### The problem
Please reproduce the optimization text below, word for word, between "Each task has a single" and "as instance variables.", inclusive.

Optimization

The objective of optimization to remove as many tasks from the graph as possible, as efficiently as possible, thereby delivering useful results as quickly as possible. For example, ideally if only a test script is modified in a push, then the resulting graph contains only the corresponding test suite task.

A task is said to be “optimized” when it is either replaced with an equivalent, already-existing task, or dropped from the graph entirely.

Optimization Strategies

Each task has a single named optimization strategy, and can provide an argument to that strategy. Each strategy is defined as an OptimizationStrategy instance in taskcluster/taskgraph/optimization.py.

Each task has a task.optimization property describing the optimization strategy that applies, specified as a dictionary mapping strategy to argument. For example:

task.optimization = {'skip-unless-changed': ['js/**', 'tests/**']}

Strategy implementations are shared across all tasks, so they may cache commonly-used information as instance variables.

Optimizing Target Tasks

In some cases, such as try pushes, tasks in the target task set have been explicitly requested and are thus excluded from optimization. In other cases, the target task set is almost the entire task graph, so targetted tasks are considered for optimization. This behavior is controlled with the optimize_target_tasks parameter.

### Data for review

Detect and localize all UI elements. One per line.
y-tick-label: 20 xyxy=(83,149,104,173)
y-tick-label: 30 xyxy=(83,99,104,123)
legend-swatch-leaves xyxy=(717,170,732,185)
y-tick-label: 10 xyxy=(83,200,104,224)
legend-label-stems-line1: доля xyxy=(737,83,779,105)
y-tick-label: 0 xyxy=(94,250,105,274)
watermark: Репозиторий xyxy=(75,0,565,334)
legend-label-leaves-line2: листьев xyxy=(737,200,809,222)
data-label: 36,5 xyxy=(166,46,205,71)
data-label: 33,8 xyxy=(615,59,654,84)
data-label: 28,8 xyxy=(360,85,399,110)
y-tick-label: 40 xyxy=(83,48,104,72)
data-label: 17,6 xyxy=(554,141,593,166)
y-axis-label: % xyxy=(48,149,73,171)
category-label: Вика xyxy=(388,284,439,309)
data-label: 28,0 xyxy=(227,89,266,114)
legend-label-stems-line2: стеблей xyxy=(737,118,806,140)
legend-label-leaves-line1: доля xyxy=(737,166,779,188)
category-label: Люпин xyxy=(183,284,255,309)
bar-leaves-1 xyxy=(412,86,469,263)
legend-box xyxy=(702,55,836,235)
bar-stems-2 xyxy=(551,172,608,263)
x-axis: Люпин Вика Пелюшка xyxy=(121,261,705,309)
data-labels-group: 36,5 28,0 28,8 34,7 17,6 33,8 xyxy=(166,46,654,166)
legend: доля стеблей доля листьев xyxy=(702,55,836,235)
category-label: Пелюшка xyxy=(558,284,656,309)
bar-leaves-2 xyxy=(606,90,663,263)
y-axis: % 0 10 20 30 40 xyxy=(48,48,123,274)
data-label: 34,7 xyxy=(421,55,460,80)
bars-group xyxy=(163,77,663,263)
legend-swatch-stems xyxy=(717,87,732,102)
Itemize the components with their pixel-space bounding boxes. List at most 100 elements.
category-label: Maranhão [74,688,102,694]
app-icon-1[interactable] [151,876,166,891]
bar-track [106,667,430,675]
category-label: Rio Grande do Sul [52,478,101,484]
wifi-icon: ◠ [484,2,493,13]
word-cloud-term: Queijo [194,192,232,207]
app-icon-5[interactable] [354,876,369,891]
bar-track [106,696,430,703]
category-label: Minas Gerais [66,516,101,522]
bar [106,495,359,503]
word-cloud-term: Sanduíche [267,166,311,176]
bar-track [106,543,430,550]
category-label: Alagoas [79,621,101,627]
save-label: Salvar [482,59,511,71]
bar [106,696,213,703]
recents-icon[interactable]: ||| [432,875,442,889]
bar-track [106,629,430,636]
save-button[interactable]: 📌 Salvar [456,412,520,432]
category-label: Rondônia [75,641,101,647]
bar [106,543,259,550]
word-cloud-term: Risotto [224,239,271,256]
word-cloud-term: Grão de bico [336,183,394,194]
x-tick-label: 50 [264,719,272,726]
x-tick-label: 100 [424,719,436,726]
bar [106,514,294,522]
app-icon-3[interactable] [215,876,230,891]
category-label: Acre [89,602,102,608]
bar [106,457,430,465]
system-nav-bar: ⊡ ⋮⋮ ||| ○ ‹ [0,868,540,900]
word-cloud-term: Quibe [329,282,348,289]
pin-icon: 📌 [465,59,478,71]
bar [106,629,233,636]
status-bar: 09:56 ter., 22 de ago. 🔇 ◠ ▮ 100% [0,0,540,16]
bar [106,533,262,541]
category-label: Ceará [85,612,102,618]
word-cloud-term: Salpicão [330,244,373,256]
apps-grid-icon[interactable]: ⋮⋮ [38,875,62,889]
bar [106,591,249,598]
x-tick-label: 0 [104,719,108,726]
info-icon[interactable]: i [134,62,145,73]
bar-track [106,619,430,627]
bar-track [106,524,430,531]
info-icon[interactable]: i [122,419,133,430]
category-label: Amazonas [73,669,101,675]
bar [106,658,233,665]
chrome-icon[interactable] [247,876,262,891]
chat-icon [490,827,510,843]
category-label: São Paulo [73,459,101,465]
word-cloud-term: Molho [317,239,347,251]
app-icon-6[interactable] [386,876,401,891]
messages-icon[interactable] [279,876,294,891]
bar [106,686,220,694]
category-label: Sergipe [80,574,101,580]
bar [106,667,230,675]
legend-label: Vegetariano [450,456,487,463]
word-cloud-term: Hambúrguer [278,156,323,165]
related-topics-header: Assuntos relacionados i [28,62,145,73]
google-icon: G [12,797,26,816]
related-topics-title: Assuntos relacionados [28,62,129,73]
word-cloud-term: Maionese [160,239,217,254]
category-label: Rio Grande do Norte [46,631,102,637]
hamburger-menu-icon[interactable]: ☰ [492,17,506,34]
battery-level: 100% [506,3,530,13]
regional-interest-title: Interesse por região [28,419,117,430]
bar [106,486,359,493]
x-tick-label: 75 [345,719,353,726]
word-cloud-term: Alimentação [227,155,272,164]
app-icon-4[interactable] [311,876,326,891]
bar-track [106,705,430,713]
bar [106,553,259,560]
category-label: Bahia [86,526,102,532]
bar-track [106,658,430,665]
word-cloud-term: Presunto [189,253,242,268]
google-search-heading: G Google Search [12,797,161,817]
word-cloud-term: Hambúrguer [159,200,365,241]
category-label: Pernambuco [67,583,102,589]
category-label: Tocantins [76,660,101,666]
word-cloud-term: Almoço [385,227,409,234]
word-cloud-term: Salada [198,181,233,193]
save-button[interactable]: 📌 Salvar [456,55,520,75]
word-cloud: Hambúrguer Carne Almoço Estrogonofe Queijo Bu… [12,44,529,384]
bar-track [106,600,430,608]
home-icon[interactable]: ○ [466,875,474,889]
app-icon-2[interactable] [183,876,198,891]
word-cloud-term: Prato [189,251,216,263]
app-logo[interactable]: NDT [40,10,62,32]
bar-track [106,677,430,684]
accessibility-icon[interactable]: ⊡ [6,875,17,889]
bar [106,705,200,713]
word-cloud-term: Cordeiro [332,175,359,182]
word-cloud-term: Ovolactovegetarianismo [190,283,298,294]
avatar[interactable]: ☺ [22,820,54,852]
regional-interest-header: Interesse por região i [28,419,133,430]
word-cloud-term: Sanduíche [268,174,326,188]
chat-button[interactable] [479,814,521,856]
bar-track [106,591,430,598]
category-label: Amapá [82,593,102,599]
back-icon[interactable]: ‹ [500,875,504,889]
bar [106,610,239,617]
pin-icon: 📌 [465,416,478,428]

### Output below
Each task has a single named optimization strategy, and can provide an argument to that strategy. Each strategy is defined as an OptimizationStrategy instance in taskcluster/taskgraph/optimization.py.

Each task has a task.optimization property describing the optimization strategy that applies, specified as a dictionary mapping strategy to argument. For example:

task.optimization = {'skip-unless-changed': ['js/**', 'tests/**']}

Strategy implementations are shared across all tasks, so they may cache commonly-used information as instance variables.